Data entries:

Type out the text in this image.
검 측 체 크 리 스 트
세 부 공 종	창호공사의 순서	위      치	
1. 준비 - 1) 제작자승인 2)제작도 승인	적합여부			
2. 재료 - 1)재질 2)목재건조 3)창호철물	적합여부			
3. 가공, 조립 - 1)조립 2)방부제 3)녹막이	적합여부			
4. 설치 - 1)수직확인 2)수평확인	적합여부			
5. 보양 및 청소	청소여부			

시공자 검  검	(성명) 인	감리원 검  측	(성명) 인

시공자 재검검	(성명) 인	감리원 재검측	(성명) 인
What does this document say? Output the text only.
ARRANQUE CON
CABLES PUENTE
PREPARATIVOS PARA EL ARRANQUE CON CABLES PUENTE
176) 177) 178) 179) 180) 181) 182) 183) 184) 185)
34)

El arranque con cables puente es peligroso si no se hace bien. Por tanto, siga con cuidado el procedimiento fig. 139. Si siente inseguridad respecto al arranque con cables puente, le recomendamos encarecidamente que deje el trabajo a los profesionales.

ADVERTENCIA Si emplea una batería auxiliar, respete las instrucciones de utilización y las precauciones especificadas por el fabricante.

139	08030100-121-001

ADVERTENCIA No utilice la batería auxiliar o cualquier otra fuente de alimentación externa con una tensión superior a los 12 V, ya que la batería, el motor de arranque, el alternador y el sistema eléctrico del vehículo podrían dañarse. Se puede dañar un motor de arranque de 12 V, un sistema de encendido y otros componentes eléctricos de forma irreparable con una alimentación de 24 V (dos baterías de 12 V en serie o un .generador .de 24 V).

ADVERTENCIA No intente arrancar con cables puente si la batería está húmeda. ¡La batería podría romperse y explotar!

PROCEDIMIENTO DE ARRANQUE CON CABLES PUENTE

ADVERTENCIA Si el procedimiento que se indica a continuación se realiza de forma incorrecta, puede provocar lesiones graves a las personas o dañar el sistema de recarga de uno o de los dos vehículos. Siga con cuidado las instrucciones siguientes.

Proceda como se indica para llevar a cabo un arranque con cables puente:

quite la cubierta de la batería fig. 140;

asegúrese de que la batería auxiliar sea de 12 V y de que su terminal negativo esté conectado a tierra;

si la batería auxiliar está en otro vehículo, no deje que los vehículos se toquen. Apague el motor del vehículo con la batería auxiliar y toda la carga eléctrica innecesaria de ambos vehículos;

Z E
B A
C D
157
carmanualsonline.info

• _Set exercise_:
Look through the entries above. Extract each line with the word "dañar".

• _Task result_:
ADVERTENCIA No utilice la batería auxiliar o cualquier otra fuente de alimentación externa con una tensión superior a los 12 V, ya que la batería, el motor de arranque, el alternador y el sistema eléctrico del vehículo podrían dañarse. Se puede dañar un motor de arranque de 12 V, un sistema de encendido y otros componentes eléctricos de forma irreparable con una alimentación de 24 V (dos baterías de 12 V en serie o un .generador .de 24 V).
ADVERTENCIA Si el procedimiento que se indica a continuación se realiza de forma incorrecta, puede provocar lesiones graves a las personas o dañar el sistema de recarga de uno o de los dos vehículos. Siga con cuidado las instrucciones siguientes.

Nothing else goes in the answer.